- **Stored rows**:
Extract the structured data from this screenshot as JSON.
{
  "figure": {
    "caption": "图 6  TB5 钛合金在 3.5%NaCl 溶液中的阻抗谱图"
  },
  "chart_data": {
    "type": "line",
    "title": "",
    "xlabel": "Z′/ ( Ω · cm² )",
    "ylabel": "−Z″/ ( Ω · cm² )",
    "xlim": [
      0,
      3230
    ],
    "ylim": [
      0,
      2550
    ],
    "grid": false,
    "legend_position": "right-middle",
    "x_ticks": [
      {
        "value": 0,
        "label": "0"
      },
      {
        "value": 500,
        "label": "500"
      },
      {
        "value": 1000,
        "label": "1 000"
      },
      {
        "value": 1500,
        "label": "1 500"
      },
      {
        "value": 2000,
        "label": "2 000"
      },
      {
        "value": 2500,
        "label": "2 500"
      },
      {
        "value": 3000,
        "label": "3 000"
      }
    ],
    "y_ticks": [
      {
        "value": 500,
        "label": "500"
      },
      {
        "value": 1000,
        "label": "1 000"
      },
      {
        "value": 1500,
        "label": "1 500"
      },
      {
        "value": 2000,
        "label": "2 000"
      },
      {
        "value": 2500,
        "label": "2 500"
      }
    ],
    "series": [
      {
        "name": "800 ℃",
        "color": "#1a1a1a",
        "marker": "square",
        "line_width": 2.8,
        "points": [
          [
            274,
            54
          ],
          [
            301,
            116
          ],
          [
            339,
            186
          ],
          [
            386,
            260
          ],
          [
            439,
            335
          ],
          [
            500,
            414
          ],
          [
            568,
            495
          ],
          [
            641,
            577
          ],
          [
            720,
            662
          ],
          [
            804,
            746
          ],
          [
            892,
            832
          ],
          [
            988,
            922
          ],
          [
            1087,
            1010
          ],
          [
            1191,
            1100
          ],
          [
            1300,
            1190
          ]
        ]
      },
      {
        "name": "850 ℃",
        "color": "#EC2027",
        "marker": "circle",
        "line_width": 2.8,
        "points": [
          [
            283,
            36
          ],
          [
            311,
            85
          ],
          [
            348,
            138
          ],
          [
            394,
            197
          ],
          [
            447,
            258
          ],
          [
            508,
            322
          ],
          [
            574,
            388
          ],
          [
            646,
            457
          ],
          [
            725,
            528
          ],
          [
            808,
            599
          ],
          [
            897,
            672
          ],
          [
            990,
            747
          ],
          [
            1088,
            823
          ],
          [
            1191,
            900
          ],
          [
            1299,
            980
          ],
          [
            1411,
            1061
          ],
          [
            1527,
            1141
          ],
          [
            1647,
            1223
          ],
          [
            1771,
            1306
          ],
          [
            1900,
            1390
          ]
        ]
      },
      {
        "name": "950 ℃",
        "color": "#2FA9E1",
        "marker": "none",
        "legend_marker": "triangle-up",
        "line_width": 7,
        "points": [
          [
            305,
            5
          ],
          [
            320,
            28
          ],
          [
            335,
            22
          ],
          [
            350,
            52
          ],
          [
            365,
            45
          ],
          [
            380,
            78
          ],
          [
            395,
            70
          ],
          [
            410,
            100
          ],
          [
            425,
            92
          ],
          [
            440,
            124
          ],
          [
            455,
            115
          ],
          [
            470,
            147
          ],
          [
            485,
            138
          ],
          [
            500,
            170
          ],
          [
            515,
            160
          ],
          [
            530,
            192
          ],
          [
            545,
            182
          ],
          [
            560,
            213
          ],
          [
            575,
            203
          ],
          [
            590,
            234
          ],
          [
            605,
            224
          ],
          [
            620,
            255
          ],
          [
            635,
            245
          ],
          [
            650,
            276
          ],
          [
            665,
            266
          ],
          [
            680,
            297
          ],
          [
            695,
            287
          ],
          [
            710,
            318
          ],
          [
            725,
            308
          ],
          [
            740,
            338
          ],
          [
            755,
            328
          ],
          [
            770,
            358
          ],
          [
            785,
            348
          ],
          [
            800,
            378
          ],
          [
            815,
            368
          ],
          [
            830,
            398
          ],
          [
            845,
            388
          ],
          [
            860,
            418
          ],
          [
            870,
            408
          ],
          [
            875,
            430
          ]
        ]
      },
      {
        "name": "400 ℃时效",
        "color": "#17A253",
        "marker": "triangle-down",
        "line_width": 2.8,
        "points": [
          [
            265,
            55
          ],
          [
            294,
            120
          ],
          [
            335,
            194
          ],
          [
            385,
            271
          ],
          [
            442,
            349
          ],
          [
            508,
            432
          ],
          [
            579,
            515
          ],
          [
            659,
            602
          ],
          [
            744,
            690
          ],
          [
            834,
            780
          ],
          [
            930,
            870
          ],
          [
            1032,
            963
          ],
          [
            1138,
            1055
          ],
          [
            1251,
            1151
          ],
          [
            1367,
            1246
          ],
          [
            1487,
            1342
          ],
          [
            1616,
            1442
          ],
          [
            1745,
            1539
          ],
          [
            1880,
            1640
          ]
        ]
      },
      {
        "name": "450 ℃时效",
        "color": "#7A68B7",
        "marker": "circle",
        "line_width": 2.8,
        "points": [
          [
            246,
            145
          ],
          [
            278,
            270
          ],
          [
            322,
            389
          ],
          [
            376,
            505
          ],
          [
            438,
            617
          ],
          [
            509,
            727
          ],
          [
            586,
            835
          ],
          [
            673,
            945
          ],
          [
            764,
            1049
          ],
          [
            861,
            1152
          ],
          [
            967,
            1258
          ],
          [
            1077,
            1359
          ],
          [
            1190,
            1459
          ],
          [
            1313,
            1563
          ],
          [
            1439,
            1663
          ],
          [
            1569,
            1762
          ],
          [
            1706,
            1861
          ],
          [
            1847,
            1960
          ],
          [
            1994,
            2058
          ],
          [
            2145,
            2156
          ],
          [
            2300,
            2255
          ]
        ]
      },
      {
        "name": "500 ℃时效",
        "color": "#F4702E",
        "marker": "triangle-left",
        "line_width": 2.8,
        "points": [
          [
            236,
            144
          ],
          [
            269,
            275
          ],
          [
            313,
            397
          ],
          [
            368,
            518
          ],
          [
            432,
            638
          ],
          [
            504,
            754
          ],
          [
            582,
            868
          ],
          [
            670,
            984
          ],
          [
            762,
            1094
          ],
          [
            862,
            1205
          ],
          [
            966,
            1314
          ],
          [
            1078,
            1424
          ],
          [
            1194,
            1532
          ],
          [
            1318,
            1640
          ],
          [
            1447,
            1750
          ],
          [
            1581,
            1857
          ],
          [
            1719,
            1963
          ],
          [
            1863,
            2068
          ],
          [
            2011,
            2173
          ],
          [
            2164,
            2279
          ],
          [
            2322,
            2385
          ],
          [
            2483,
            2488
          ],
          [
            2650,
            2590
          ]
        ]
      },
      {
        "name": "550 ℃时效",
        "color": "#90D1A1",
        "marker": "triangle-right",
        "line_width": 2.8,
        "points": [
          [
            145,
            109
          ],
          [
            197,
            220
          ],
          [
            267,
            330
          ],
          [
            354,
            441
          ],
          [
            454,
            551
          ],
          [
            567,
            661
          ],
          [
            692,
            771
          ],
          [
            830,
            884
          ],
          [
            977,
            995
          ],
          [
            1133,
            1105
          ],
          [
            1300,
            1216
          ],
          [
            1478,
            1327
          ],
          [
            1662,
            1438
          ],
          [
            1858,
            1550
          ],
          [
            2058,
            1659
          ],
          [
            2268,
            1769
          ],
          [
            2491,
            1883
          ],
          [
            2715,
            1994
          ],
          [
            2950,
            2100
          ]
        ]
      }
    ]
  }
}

- **Directions for this task**: Output the listing above without altering a single character.

- **Finished task**:
Extract the structured data from this screenshot as JSON.
{
  "figure": {
    "caption": "图 6  TB5 钛合金在 3.5%NaCl 溶液中的阻抗谱图"
  },
  "chart_data": {
    "type": "line",
    "title": "",
    "xlabel": "Z′/ ( Ω · cm² )",
    "ylabel": "−Z″/ ( Ω · cm² )",
    "xlim": [
      0,
      3230
    ],
    "ylim": [
      0,
      2550
    ],
    "grid": false,
    "legend_position": "right-middle",
    "x_ticks": [
      {
        "value": 0,
        "label": "0"
      },
      {
        "value": 500,
        "label": "500"
      },
      {
        "value": 1000,
        "label": "1 000"
      },
      {
        "value": 1500,
        "label": "1 500"
      },
      {
        "value": 2000,
        "label": "2 000"
      },
      {
        "value": 2500,
        "label": "2 500"
      },
      {
        "value": 3000,
        "label": "3 000"
      }
    ],
    "y_ticks": [
      {
        "value": 500,
        "label": "500"
      },
      {
        "value": 1000,
        "label": "1 000"
      },
      {
        "value": 1500,
        "label": "1 500"
      },
      {
        "value": 2000,
        "label": "2 000"
      },
      {
        "value": 2500,
        "label": "2 500"
      }
    ],
    "series": [
      {
        "name": "800 ℃",
        "color": "#1a1a1a",
        "marker": "square",
        "line_width": 2.8,
        "points": [
          [
            274,
            54
          ],
          [
            301,
            116
          ],
          [
            339,
            186
          ],
          [
            386,
            260
          ],
          [
            439,
            335
          ],
          [
            500,
            414
          ],
          [
            568,
            495
          ],
          [
            641,
            577
          ],
          [
            720,
            662
          ],
          [
            804,
            746
          ],
          [
            892,
            832
          ],
          [
            988,
            922
          ],
          [
            1087,
            1010
          ],
          [
            1191,
            1100
          ],
          [
            1300,
            1190
          ]
        ]
      },
      {
        "name": "850 ℃",
        "color": "#EC2027",
        "marker": "circle",
        "line_width": 2.8,
        "points": [
          [
            283,
            36
          ],
          [
            311,
            85
          ],
          [
            348,
            138
          ],
          [
            394,
            197
          ],
          [
            447,
            258
          ],
          [
            508,
            322
          ],
          [
            574,
            388
          ],
          [
            646,
            457
          ],
          [
            725,
            528
          ],
          [
            808,
            599
          ],
          [
            897,
            672
          ],
          [
            990,
            747
          ],
          [
            1088,
            823
          ],
          [
            1191,
            900
          ],
          [
            1299,
            980
          ],
          [
            1411,
            1061
          ],
          [
            1527,
            1141
          ],
          [
            1647,
            1223
          ],
          [
            1771,
            1306
          ],
          [
            1900,
            1390
          ]
        ]
      },
      {
        "name": "950 ℃",
        "color": "#2FA9E1",
        "marker": "none",
        "legend_marker": "triangle-up",
        "line_width": 7,
        "points": [
          [
            305,
            5
          ],
          [
            320,
            28
          ],
          [
            335,
            22
          ],
          [
            350,
            52
          ],
          [
            365,
            45
          ],
          [
            380,
            78
          ],
          [
            395,
            70
          ],
          [
            410,
            100
          ],
          [
            425,
            92
          ],
          [
            440,
            124
          ],
          [
            455,
            115
          ],
          [
            470,
            147
          ],
          [
            485,
            138
          ],
          [
            500,
            170
          ],
          [
            515,
            160
          ],
          [
            530,
            192
          ],
          [
            545,
            182
          ],
          [
            560,
            213
          ],
          [
            575,
            203
          ],
          [
            590,
            234
          ],
          [
            605,
            224
          ],
          [
            620,
            255
          ],
          [
            635,
            245
          ],
          [
            650,
            276
          ],
          [
            665,
            266
          ],
          [
            680,
            297
          ],
          [
            695,
            287
          ],
          [
            710,
            318
          ],
          [
            725,
            308
          ],
          [
            740,
            338
          ],
          [
            755,
            328
          ],
          [
            770,
            358
          ],
          [
            785,
            348
          ],
          [
            800,
            378
          ],
          [
            815,
            368
          ],
          [
            830,
            398
          ],
          [
            845,
            388
          ],
          [
            860,
            418
          ],
          [
            870,
            408
          ],
          [
            875,
            430
          ]
        ]
      },
      {
        "name": "400 ℃时效",
        "color": "#17A253",
        "marker": "triangle-down",
        "line_width": 2.8,
        "points": [
          [
            265,
            55
          ],
          [
            294,
            120
          ],
          [
            335,
            194
          ],
          [
            385,
            271
          ],
          [
            442,
            349
          ],
          [
            508,
            432
          ],
          [
            579,
            515
          ],
          [
            659,
            602
          ],
          [
            744,
            690
          ],
          [
            834,
            780
          ],
          [
            930,
            870
          ],
          [
            1032,
            963
          ],
          [
            1138,
            1055
          ],
          [
            1251,
            1151
          ],
          [
            1367,
            1246
          ],
          [
            1487,
            1342
          ],
          [
            1616,
            1442
          ],
          [
            1745,
            1539
          ],
          [
            1880,
            1640
          ]
        ]
      },
      {
        "name": "450 ℃时效",
        "color": "#7A68B7",
        "marker": "circle",
        "line_width": 2.8,
        "points": [
          [
            246,
            145
          ],
          [
            278,
            270
          ],
          [
            322,
            389
          ],
          [
            376,
            505
          ],
          [
            438,
            617
          ],
          [
            509,
            727
          ],
          [
            586,
            835
          ],
          [
            673,
            945
          ],
          [
            764,
            1049
          ],
          [
            861,
            1152
          ],
          [
            967,
            1258
          ],
          [
            1077,
            1359
          ],
          [
            1190,
            1459
          ],
          [
            1313,
            1563
          ],
          [
            1439,
            1663
          ],
          [
            1569,
            1762
          ],
          [
            1706,
            1861
          ],
          [
            1847,
            1960
          ],
          [
            1994,
            2058
          ],
          [
            2145,
            2156
          ],
          [
            2300,
            2255
          ]
        ]
      },
      {
        "name": "500 ℃时效",
        "color": "#F4702E",
        "marker": "triangle-left",
        "line_width": 2.8,
        "points": [
          [
            236,
            144
          ],
          [
            269,
            275
          ],
          [
            313,
            397
          ],
          [
            368,
            518
          ],
          [
            432,
            638
          ],
          [
            504,
            754
          ],
          [
            582,
            868
          ],
          [
            670,
            984
          ],
          [
            762,
            1094
          ],
          [
            862,
            1205
          ],
          [
            966,
            1314
          ],
          [
            1078,
            1424
          ],
          [
            1194,
            1532
          ],
          [
            1318,
            1640
          ],
          [
            1447,
            1750
          ],
          [
            1581,
            1857
          ],
          [
            1719,
            1963
          ],
          [
            1863,
            2068
          ],
          [
            2011,
            2173
          ],
          [
            2164,
            2279
          ],
          [
            2322,
            2385
          ],
          [
            2483,
            2488
          ],
          [
            2650,
            2590
          ]
        ]
      },
      {
        "name": "550 ℃时效",
        "color": "#90D1A1",
        "marker": "triangle-right",
        "line_width": 2.8,
        "points": [
          [
            145,
            109
          ],
          [
            197,
            220
          ],
          [
            267,
            330
          ],
          [
            354,
            441
          ],
          [
            454,
            551
          ],
          [
            567,
            661
          ],
          [
            692,
            771
          ],
          [
            830,
            884
          ],
          [
            977,
            995
          ],
          [
            1133,
            1105
          ],
          [
            1300,
            1216
          ],
          [
            1478,
            1327
          ],
          [
            1662,
            1438
          ],
          [
            1858,
            1550
          ],
          [
            2058,
            1659
          ],
          [
            2268,
            1769
          ],
          [
            2491,
            1883
          ],
          [
            2715,
            1994
          ],
          [
            2950,
            2100
          ]
        ]
      }
    ]
  }
}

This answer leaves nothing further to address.